WORK TO COMPLETE => Would you return all of this data exactly, leaving nothing out?
-- START OF RAW RECORDS --
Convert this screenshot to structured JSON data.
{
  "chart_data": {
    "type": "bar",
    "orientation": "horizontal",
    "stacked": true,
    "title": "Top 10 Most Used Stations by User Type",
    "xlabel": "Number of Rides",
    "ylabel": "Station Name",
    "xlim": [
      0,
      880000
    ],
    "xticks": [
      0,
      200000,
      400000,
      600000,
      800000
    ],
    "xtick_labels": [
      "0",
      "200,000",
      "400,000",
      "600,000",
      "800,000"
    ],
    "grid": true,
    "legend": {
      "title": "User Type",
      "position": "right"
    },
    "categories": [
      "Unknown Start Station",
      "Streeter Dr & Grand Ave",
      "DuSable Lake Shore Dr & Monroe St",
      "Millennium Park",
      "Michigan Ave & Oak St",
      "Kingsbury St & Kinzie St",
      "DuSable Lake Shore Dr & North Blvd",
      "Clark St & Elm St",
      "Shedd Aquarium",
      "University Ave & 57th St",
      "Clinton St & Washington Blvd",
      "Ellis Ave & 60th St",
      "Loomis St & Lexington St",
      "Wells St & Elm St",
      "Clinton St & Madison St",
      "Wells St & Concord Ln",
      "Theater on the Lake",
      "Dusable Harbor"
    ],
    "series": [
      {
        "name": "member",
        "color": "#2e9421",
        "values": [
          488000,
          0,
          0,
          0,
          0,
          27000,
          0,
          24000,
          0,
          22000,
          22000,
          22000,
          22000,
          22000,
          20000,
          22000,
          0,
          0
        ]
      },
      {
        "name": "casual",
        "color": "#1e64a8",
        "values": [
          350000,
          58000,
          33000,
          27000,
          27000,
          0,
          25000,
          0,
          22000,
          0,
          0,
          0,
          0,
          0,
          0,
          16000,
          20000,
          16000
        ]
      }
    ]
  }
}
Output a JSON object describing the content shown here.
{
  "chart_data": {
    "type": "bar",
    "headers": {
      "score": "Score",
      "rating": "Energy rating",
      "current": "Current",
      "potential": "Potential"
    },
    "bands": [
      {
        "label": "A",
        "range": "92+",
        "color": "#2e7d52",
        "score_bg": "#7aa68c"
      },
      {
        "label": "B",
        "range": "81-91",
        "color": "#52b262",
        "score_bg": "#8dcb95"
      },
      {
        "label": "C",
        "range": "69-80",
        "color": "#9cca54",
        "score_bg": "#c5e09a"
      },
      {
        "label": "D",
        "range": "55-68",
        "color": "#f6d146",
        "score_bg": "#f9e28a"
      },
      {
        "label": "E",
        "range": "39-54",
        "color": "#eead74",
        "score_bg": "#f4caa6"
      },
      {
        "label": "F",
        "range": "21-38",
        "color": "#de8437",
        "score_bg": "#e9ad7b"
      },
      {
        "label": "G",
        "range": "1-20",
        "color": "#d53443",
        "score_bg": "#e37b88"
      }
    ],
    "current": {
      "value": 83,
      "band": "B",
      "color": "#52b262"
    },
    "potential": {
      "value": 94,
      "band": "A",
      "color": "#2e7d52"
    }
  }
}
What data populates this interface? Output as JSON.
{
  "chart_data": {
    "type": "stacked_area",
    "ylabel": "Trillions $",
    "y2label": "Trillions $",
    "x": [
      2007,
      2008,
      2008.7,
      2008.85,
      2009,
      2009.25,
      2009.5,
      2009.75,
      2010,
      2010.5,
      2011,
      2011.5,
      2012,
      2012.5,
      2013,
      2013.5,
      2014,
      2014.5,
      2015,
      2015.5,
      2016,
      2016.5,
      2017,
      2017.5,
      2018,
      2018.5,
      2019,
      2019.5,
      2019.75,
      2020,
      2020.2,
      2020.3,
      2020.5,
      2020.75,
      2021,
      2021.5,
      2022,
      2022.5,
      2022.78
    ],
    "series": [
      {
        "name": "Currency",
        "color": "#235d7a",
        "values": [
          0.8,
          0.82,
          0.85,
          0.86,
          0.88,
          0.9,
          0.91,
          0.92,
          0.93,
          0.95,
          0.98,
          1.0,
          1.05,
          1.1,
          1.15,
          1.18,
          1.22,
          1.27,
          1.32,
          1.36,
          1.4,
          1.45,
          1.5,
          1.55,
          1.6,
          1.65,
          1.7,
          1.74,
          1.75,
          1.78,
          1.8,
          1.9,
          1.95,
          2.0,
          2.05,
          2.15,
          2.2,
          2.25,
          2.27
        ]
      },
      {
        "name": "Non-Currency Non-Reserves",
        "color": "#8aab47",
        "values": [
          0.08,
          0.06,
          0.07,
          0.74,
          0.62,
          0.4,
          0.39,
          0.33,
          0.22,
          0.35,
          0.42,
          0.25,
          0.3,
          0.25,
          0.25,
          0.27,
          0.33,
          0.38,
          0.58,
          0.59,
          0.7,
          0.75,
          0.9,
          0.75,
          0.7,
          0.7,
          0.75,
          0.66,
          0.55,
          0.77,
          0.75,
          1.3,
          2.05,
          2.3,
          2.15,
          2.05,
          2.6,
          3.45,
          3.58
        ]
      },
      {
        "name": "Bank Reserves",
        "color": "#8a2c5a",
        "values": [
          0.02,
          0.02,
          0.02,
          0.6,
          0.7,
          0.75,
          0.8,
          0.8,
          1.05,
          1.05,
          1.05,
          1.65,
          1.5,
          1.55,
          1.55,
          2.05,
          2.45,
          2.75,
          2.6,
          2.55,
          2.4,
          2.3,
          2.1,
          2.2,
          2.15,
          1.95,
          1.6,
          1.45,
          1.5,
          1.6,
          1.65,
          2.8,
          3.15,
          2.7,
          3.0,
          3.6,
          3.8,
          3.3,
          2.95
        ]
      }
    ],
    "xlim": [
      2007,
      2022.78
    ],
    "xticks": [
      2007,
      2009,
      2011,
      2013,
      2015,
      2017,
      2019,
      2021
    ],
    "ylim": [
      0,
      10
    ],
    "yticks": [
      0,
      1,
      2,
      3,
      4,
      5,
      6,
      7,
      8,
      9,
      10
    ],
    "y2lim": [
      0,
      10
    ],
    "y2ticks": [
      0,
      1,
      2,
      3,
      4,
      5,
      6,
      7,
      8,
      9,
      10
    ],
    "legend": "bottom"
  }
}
-- END OF RAW RECORDS --
RESULT OF THIS EXERCISE =>
Convert this screenshot to structured JSON data.
{
  "chart_data": {
    "type": "bar",
    "orientation": "horizontal",
    "stacked": true,
    "title": "Top 10 Most Used Stations by User Type",
    "xlabel": "Number of Rides",
    "ylabel": "Station Name",
    "xlim": [
      0,
      880000
    ],
    "xticks": [
      0,
      200000,
      400000,
      600000,
      800000
    ],
    "xtick_labels": [
      "0",
      "200,000",
      "400,000",
      "600,000",
      "800,000"
    ],
    "grid": true,
    "legend": {
      "title": "User Type",
      "position": "right"
    },
    "categories": [
      "Unknown Start Station",
      "Streeter Dr & Grand Ave",
      "DuSable Lake Shore Dr & Monroe St",
      "Millennium Park",
      "Michigan Ave & Oak St",
      "Kingsbury St & Kinzie St",
      "DuSable Lake Shore Dr & North Blvd",
      "Clark St & Elm St",
      "Shedd Aquarium",
      "University Ave & 57th St",
      "Clinton St & Washington Blvd",
      "Ellis Ave & 60th St",
      "Loomis St & Lexington St",
      "Wells St & Elm St",
      "Clinton St & Madison St",
      "Wells St & Concord Ln",
      "Theater on the Lake",
      "Dusable Harbor"
    ],
    "series": [
      {
        "name": "member",
        "color": "#2e9421",
        "values": [
          488000,
          0,
          0,
          0,
          0,
          27000,
          0,
          24000,
          0,
          22000,
          22000,
          22000,
          22000,
          22000,
          20000,
          22000,
          0,
          0
        ]
      },
      {
        "name": "casual",
        "color": "#1e64a8",
        "values": [
          350000,
          58000,
          33000,
          27000,
          27000,
          0,
          25000,
          0,
          22000,
          0,
          0,
          0,
          0,
          0,
          0,
          16000,
          20000,
          16000
        ]
      }
    ]
  }
}
Output a JSON object describing the content shown here.
{
  "chart_data": {
    "type": "bar",
    "headers": {
      "score": "Score",
      "rating": "Energy rating",
      "current": "Current",
      "potential": "Potential"
    },
    "bands": [
      {
        "label": "A",
        "range": "92+",
        "color": "#2e7d52",
        "score_bg": "#7aa68c"
      },
      {
        "label": "B",
        "range": "81-91",
        "color": "#52b262",
        "score_bg": "#8dcb95"
      },
      {
        "label": "C",
        "range": "69-80",
        "color": "#9cca54",
        "score_bg": "#c5e09a"
      },
      {
        "label": "D",
        "range": "55-68",
        "color": "#f6d146",
        "score_bg": "#f9e28a"
      },
      {
        "label": "E",
        "range": "39-54",
        "color": "#eead74",
        "score_bg": "#f4caa6"
      },
      {
        "label": "F",
        "range": "21-38",
        "color": "#de8437",
        "score_bg": "#e9ad7b"
      },
      {
        "label": "G",
        "range": "1-20",
        "color": "#d53443",
        "score_bg": "#e37b88"
      }
    ],
    "current": {
      "value": 83,
      "band": "B",
      "color": "#52b262"
    },
    "potential": {
      "value": 94,
      "band": "A",
      "color": "#2e7d52"
    }
  }
}
What data populates this interface? Output as JSON.
{
  "chart_data": {
    "type": "stacked_area",
    "ylabel": "Trillions $",
    "y2label": "Trillions $",
    "x": [
      2007,
      2008,
      2008.7,
      2008.85,
      2009,
      2009.25,
      2009.5,
      2009.75,
      2010,
      2010.5,
      2011,
      2011.5,
      2012,
      2012.5,
      2013,
      2013.5,
      2014,
      2014.5,
      2015,
      2015.5,
      2016,
      2016.5,
      2017,
      2017.5,
      2018,
      2018.5,
      2019,
      2019.5,
      2019.75,
      2020,
      2020.2,
      2020.3,
      2020.5,
      2020.75,
      2021,
      2021.5,
      2022,
      2022.5,
      2022.78
    ],
    "series": [
      {
        "name": "Currency",
        "color": "#235d7a",
        "values": [
          0.8,
          0.82,
          0.85,
          0.86,
          0.88,
          0.9,
          0.91,
          0.92,
          0.93,
          0.95,
          0.98,
          1.0,
          1.05,
          1.1,
          1.15,
          1.18,
          1.22,
          1.27,
          1.32,
          1.36,
          1.4,
          1.45,
          1.5,
          1.55,
          1.6,
          1.65,
          1.7,
          1.74,
          1.75,
          1.78,
          1.8,
          1.9,
          1.95,
          2.0,
          2.05,
          2.15,
          2.2,
          2.25,
          2.27
        ]
      },
      {
        "name": "Non-Currency Non-Reserves",
        "color": "#8aab47",
        "values": [
          0.08,
          0.06,
          0.07,
          0.74,
          0.62,
          0.4,
          0.39,
          0.33,
          0.22,
          0.35,
          0.42,
          0.25,
          0.3,
          0.25,
          0.25,
          0.27,
          0.33,
          0.38,
          0.58,
          0.59,
          0.7,
          0.75,
          0.9,
          0.75,
          0.7,
          0.7,
          0.75,
          0.66,
          0.55,
          0.77,
          0.75,
          1.3,
          2.05,
          2.3,
          2.15,
          2.05,
          2.6,
          3.45,
          3.58
        ]
      },
      {
        "name": "Bank Reserves",
        "color": "#8a2c5a",
        "values": [
          0.02,
          0.02,
          0.02,
          0.6,
          0.7,
          0.75,
          0.8,
          0.8,
          1.05,
          1.05,
          1.05,
          1.65,
          1.5,
          1.55,
          1.55,
          2.05,
          2.45,
          2.75,
          2.6,
          2.55,
          2.4,
          2.3,
          2.1,
          2.2,
          2.15,
          1.95,
          1.6,
          1.45,
          1.5,
          1.6,
          1.65,
          2.8,
          3.15,
          2.7,
          3.0,
          3.6,
          3.8,
          3.3,
          2.95
        ]
      }
    ],
    "xlim": [
      2007,
      2022.78
    ],
    "xticks": [
      2007,
      2009,
      2011,
      2013,
      2015,
      2017,
      2019,
      2021
    ],
    "ylim": [
      0,
      10
    ],
    "yticks": [
      0,
      1,
      2,
      3,
      4,
      5,
      6,
      7,
      8,
      9,
      10
    ],
    "y2lim": [
      0,
      10
    ],
    "y2ticks": [
      0,
      1,
      2,
      3,
      4,
      5,
      6,
      7,
      8,
      9,
      10
    ],
    "legend": "bottom"
  }
}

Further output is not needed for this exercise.